Data excerpts
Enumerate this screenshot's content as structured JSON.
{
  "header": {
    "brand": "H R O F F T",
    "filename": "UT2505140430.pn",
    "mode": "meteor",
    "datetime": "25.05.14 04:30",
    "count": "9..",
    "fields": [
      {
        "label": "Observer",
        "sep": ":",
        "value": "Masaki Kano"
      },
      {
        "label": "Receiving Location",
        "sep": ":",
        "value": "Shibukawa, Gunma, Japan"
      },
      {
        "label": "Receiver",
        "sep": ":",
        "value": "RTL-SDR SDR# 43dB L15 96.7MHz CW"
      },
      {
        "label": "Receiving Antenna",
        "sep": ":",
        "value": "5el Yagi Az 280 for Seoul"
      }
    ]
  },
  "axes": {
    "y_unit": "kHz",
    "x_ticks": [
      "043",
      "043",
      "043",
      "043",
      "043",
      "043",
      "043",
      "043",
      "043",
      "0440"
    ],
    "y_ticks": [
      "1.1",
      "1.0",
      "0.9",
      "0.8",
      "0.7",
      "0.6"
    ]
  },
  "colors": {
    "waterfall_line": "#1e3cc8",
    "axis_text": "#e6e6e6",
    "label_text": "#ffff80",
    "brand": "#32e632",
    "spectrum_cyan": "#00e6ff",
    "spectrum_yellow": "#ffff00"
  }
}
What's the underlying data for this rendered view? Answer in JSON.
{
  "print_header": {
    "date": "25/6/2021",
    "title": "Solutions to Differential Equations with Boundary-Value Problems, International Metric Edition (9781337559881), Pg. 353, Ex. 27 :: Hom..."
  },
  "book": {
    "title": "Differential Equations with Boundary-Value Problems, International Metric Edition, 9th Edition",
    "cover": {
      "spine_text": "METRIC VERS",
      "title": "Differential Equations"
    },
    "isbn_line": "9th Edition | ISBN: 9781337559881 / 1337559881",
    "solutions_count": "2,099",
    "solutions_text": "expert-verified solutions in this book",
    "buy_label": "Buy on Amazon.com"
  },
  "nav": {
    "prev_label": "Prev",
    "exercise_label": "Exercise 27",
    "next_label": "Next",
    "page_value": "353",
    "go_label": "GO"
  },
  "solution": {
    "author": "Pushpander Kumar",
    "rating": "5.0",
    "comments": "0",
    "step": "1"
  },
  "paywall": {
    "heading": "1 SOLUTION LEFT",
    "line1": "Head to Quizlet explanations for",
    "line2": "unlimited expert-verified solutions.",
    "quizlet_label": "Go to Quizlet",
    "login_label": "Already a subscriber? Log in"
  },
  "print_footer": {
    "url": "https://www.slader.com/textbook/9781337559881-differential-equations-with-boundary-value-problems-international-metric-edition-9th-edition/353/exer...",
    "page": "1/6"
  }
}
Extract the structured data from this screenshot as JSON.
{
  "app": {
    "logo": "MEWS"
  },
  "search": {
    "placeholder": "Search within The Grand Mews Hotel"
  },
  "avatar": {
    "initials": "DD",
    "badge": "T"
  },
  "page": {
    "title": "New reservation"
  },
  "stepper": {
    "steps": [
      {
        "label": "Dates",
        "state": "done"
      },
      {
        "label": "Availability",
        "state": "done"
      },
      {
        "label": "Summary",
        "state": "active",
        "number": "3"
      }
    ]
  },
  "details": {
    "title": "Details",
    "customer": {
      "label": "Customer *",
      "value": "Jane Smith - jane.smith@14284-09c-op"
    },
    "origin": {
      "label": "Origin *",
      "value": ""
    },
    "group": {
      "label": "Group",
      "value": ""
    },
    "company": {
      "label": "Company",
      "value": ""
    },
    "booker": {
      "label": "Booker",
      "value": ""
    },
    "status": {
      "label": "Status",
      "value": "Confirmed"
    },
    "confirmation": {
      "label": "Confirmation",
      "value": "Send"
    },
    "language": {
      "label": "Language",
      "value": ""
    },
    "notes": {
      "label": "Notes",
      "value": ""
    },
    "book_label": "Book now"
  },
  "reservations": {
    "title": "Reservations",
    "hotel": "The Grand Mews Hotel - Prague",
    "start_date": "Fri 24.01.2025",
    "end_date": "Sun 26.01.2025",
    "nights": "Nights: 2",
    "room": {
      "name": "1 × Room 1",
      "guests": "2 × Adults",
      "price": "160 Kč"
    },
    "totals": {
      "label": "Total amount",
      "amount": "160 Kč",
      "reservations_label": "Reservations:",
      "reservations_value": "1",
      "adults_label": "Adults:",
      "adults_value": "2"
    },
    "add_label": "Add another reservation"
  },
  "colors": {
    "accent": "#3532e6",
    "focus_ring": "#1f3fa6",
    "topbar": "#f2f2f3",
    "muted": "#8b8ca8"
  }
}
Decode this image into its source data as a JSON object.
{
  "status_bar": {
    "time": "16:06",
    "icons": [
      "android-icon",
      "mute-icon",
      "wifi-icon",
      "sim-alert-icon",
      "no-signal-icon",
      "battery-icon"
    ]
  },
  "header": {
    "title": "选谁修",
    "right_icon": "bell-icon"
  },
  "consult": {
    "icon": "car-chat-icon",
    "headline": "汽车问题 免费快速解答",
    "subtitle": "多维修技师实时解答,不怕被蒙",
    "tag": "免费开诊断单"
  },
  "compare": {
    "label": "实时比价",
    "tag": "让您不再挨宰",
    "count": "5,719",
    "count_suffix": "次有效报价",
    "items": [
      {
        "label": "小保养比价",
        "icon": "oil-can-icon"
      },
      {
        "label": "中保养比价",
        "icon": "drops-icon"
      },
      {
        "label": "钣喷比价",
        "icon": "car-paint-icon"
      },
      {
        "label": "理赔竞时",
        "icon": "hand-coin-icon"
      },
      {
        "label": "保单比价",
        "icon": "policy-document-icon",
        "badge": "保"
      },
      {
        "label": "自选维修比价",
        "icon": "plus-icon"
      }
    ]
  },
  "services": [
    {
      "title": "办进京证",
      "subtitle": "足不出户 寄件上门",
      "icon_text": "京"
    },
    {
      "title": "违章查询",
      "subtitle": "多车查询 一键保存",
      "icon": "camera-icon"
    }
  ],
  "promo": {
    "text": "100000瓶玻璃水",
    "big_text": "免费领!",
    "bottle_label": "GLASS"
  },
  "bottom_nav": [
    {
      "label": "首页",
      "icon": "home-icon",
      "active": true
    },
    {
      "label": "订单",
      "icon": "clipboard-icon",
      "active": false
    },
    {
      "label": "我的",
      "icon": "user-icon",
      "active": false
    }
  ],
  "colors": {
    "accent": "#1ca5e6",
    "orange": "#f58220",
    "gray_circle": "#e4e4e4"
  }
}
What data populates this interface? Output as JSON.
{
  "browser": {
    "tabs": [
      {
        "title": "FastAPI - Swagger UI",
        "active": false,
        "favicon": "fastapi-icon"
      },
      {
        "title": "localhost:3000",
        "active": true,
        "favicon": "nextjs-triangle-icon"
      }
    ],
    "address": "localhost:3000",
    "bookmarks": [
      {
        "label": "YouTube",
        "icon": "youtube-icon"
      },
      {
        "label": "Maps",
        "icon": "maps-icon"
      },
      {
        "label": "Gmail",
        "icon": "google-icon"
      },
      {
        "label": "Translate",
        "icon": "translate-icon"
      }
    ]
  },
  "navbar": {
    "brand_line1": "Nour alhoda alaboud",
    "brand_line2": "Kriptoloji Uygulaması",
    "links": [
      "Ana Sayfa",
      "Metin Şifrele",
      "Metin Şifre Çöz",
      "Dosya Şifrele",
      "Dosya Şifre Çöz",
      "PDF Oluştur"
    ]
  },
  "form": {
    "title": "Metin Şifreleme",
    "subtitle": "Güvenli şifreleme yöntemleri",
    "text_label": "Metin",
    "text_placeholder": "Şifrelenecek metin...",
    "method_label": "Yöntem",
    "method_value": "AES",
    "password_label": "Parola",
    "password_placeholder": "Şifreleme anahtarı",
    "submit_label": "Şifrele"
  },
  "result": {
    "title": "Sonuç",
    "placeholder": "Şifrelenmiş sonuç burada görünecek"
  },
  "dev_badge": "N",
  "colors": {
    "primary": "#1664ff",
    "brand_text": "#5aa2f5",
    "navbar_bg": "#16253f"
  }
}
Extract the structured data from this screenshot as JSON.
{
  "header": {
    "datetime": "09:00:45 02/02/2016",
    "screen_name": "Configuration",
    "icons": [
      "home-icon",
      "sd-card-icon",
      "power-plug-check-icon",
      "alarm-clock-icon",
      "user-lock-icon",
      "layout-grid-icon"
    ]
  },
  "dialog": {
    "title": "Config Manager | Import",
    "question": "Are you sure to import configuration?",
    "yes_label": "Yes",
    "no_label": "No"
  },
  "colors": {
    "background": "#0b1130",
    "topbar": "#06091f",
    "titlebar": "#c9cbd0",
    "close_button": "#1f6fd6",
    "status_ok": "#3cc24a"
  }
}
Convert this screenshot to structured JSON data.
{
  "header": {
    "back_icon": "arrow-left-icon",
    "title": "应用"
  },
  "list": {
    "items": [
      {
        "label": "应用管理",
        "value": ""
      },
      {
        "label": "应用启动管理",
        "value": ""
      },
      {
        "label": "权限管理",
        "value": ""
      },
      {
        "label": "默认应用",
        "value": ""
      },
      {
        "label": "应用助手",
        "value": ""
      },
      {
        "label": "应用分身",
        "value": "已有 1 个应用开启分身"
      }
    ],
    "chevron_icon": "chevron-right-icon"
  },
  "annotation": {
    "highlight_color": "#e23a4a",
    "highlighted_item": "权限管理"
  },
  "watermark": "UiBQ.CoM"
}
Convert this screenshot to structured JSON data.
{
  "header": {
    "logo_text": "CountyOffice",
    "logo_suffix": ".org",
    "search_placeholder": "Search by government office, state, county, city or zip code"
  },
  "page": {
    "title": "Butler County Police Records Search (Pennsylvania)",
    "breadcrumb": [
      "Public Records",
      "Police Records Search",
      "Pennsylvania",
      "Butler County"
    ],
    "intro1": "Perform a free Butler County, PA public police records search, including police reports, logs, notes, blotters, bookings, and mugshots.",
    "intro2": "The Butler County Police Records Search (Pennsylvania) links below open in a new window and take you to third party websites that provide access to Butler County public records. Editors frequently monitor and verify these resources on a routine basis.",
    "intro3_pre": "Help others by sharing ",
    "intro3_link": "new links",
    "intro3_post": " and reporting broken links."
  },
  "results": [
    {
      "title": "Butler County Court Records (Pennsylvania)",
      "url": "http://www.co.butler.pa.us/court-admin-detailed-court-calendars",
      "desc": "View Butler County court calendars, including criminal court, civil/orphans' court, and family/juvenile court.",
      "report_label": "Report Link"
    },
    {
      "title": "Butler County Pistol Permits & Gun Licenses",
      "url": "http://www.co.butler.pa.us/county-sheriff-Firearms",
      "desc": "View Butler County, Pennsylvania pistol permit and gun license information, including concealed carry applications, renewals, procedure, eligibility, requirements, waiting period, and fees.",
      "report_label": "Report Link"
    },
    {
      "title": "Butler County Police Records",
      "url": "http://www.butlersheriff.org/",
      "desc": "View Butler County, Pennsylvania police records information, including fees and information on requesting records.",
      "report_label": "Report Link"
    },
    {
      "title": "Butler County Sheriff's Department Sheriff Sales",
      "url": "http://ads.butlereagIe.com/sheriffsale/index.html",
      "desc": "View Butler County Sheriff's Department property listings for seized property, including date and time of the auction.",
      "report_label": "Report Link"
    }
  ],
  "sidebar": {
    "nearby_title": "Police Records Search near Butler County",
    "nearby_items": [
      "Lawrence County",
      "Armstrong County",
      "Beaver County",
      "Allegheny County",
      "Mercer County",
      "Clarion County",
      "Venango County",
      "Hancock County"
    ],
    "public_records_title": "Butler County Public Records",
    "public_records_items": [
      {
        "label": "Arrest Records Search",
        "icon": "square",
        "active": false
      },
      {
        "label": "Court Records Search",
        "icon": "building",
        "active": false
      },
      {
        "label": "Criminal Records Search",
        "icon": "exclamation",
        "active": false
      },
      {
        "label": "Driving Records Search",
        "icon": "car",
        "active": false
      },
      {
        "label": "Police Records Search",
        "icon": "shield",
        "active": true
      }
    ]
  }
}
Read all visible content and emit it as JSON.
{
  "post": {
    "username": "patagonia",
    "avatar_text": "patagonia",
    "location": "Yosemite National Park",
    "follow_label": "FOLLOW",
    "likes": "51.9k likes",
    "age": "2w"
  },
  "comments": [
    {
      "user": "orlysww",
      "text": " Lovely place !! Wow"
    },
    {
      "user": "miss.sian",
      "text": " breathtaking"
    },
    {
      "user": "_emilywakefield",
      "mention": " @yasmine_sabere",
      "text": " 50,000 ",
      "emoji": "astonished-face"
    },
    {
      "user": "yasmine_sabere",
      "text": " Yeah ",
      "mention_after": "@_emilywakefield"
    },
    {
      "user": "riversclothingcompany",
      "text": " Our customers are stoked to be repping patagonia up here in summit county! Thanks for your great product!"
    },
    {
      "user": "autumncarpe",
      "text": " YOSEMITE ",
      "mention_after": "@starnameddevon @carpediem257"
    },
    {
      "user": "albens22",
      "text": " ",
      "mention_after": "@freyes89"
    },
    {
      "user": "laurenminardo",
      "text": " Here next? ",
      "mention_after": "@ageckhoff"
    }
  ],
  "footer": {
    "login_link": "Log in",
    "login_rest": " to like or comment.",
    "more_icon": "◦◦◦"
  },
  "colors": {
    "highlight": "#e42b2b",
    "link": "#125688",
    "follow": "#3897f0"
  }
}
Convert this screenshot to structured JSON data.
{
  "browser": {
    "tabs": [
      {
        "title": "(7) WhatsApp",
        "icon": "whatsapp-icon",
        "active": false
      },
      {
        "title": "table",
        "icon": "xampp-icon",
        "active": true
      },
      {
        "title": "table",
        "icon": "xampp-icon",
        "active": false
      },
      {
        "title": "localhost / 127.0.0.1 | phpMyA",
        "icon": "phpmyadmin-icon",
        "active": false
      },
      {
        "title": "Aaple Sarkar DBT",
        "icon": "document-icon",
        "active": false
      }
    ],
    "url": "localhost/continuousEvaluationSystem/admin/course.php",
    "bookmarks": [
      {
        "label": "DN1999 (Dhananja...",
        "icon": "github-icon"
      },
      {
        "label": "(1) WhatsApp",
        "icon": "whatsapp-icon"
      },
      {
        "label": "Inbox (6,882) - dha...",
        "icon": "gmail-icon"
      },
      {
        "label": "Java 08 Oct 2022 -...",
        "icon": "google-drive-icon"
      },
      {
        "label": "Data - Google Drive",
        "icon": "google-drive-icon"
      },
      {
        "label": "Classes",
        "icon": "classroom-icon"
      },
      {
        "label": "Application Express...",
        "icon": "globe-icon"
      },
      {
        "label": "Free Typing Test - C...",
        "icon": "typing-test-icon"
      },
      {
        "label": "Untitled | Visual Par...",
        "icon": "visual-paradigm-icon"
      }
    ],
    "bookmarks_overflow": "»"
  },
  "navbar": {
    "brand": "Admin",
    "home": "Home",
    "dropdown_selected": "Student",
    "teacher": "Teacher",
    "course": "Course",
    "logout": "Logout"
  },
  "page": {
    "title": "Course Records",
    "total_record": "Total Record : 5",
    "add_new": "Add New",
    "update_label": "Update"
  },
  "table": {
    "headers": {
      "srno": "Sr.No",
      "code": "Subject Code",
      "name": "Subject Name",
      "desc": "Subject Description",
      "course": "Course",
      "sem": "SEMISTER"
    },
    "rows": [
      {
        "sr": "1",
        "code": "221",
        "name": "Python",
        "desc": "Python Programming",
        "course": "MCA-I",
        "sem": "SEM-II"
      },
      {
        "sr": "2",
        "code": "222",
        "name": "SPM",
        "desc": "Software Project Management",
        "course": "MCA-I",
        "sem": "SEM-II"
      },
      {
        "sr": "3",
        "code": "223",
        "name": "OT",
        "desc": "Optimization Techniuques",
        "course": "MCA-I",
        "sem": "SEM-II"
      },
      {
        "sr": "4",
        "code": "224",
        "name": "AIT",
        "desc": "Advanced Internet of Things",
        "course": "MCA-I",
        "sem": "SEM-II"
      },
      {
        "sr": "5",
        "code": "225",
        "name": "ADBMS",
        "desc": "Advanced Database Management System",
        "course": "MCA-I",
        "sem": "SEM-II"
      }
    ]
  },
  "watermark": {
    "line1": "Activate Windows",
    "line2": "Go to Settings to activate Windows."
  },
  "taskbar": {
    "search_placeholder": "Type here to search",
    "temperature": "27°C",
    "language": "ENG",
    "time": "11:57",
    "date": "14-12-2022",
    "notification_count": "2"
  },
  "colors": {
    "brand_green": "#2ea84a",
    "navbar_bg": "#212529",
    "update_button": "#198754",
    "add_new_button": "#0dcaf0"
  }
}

Work to do
Scan the data above and copy every line with "Pennsylvania" in it.

Answer to this exercise
    "title": "Butler County Police Records Search (Pennsylvania)",
      "Pennsylvania",
    "intro2": "The Butler County Police Records Search (Pennsylvania) links below open in a new window and take you to third party websites that provide access to Butler County public records. Editors frequently monitor and verify these resources on a routine basis.",
      "title": "Butler County Court Records (Pennsylvania)",
      "desc": "View Butler County, Pennsylvania pistol permit and gun license information, including concealed carry applications, renewals, procedure, eligibility, requirements, waiting period, and fees.",
      "desc": "View Butler County, Pennsylvania police records information, including fees and information on requesting records.",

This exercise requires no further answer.